§ **Task description**
Retype every entry in its entirety, without alteration.

§ **Information supplied**
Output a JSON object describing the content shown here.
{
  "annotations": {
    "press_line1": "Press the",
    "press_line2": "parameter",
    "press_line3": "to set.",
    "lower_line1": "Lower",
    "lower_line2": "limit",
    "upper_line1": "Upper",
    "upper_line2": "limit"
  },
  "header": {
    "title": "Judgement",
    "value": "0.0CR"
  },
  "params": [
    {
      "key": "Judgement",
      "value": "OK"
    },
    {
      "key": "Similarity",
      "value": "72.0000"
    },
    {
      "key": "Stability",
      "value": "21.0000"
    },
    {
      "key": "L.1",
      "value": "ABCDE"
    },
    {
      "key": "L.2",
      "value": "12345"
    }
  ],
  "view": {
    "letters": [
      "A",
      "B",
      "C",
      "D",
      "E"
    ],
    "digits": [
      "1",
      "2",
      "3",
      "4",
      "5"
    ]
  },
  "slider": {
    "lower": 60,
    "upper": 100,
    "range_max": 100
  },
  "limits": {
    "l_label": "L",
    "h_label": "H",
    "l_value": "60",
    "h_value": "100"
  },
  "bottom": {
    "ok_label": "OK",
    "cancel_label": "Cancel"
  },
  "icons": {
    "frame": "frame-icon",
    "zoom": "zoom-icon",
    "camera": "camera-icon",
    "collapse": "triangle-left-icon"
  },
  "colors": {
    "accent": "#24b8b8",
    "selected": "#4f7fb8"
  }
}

§ **Correct output**
Output a JSON object describing the content shown here.
{
  "annotations": {
    "press_line1": "Press the",
    "press_line2": "parameter",
    "press_line3": "to set.",
    "lower_line1": "Lower",
    "lower_line2": "limit",
    "upper_line1": "Upper",
    "upper_line2": "limit"
  },
  "header": {
    "title": "Judgement",
    "value": "0.0CR"
  },
  "params": [
    {
      "key": "Judgement",
      "value": "OK"
    },
    {
      "key": "Similarity",
      "value": "72.0000"
    },
    {
      "key": "Stability",
      "value": "21.0000"
    },
    {
      "key": "L.1",
      "value": "ABCDE"
    },
    {
      "key": "L.2",
      "value": "12345"
    }
  ],
  "view": {
    "letters": [
      "A",
      "B",
      "C",
      "D",
      "E"
    ],
    "digits": [
      "1",
      "2",
      "3",
      "4",
      "5"
    ]
  },
  "slider": {
    "lower": 60,
    "upper": 100,
    "range_max": 100
  },
  "limits": {
    "l_label": "L",
    "h_label": "H",
    "l_value": "60",
    "h_value": "100"
  },
  "bottom": {
    "ok_label": "OK",
    "cancel_label": "Cancel"
  },
  "icons": {
    "frame": "frame-icon",
    "zoom": "zoom-icon",
    "camera": "camera-icon",
    "collapse": "triangle-left-icon"
  },
  "colors": {
    "accent": "#24b8b8",
    "selected": "#4f7fb8"
  }
}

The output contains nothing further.